• **Aim**: Return the data exactly, with all pictures removed.

• **Data lines**:
------------------------------------------------------------

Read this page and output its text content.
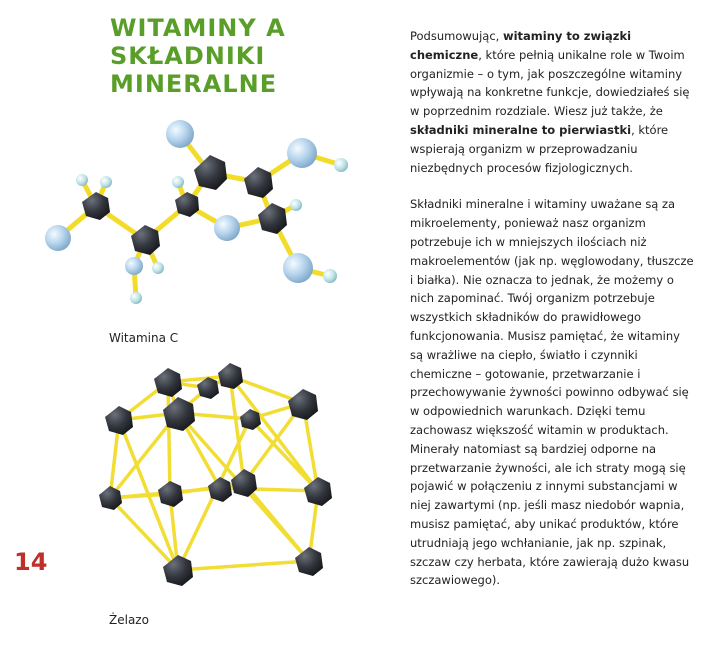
WITAMINY A SKŁADNIKI
MINERALNE
Witamina C
Żelazo
14

Podsumowując, witaminy to związki chemiczne, które pełnią unikalne role w Twoim organizmie – o tym, jak poszczególne witaminy wpływają na konkretne funkcje, dowiedziałeś się w poprzednim rozdziale. Wiesz już także, że składniki mineralne to pierwiastki, które wspierają organizm w przeprowadzaniu niezbędnych procesów fizjologicznych.

Składniki mineralne i witaminy uważane są za mikroelementy, ponieważ nasz organizm potrzebuje ich w mniejszych ilościach niż makroelementów (jak np. węglowodany, tłuszcze i białka). Nie oznacza to jednak, że możemy o nich zapominać. Twój organizm potrzebuje wszystkich składników do prawidłowego funkcjonowania. Musisz pamiętać, że witaminy są wrażliwe na ciepło, światło i czynniki chemiczne – gotowanie, przetwarzanie i przechowywanie żywności powinno odbywać się w odpowiednich warunkach. Dzięki temu zachowasz większość witamin w produktach. Minerały natomiast są bardziej odporne na przetwarzanie żywności, ale ich straty mogą się pojawić w połączeniu z innymi substancjami w niej zawartymi (np. jeśli masz niedobór wapnia, musisz pamiętać, aby unikać produktów, które utrudniają jego wchłanianie, jak np. szpinak, szczaw czy herbata, które zawierają dużo kwasu szczawiowego).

------------------------------------------------------------

• **Result of the exercise**:
Read this page and output its text content.
WITAMINY A SKŁADNIKI
MINERALNE
Witamina C
Żelazo
14

Podsumowując, witaminy to związki chemiczne, które pełnią unikalne role w Twoim organizmie – o tym, jak poszczególne witaminy wpływają na konkretne funkcje, dowiedziałeś się w poprzednim rozdziale. Wiesz już także, że składniki mineralne to pierwiastki, które wspierają organizm w przeprowadzaniu niezbędnych procesów fizjologicznych.

Składniki mineralne i witaminy uważane są za mikroelementy, ponieważ nasz organizm potrzebuje ich w mniejszych ilościach niż makroelementów (jak np. węglowodany, tłuszcze i białka). Nie oznacza to jednak, że możemy o nich zapominać. Twój organizm potrzebuje wszystkich składników do prawidłowego funkcjonowania. Musisz pamiętać, że witaminy są wrażliwe na ciepło, światło i czynniki chemiczne – gotowanie, przetwarzanie i przechowywanie żywności powinno odbywać się w odpowiednich warunkach. Dzięki temu zachowasz większość witamin w produktach. Minerały natomiast są bardziej odporne na przetwarzanie żywności, ale ich straty mogą się pojawić w połączeniu z innymi substancjami w niej zawartymi (np. jeśli masz niedobór wapnia, musisz pamiętać, aby unikać produktów, które utrudniają jego wchłanianie, jak np. szpinak, szczaw czy herbata, które zawierają dużo kwasu szczawiowego).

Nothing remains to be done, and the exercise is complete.